BEGIN DATASET RECORDS
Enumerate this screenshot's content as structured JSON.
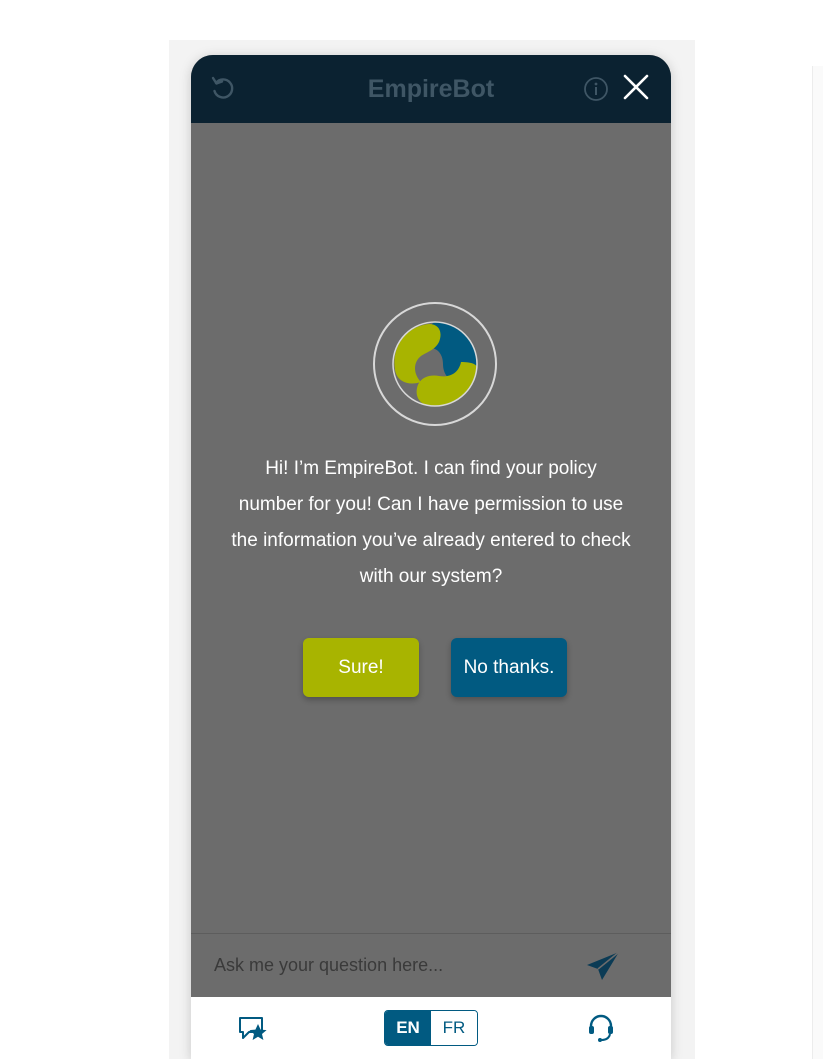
{
  "header": {
    "title": "EmpireBot",
    "refresh_icon": "refresh-icon",
    "info_icon": "info-icon",
    "close_icon": "close-icon"
  },
  "dialog": {
    "logo_icon": "empire-logo",
    "message": "Hi! I’m EmpireBot. I can find your policy number for you! Can I have permission to use the information you’ve already entered to check with our system?",
    "accept_label": "Sure!",
    "decline_label": "No thanks."
  },
  "composer": {
    "placeholder": "Ask me your question here...",
    "send_icon": "send-icon"
  },
  "footer": {
    "favorites_icon": "chat-star-icon",
    "languages": [
      {
        "code": "EN",
        "active": true
      },
      {
        "code": "FR",
        "active": false
      }
    ],
    "agent_icon": "headset-icon"
  },
  "colors": {
    "header_bg": "#0b2231",
    "overlay_bg": "#6c6c6c",
    "accept_green": "#a8b400",
    "decline_blue": "#015a81",
    "brand_blue": "#015a81"
  }
}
END DATASET RECORDS
> **WORK TO COMPLETE**: Note each line of the entries that has "your" in it, and copy those lines.

> **OUTPUT BELOW**:
    "message": "Hi! I’m EmpireBot. I can find your policy number for you! Can I have permission to use the information you’ve already entered to check with our system?",
    "placeholder": "Ask me your question here...",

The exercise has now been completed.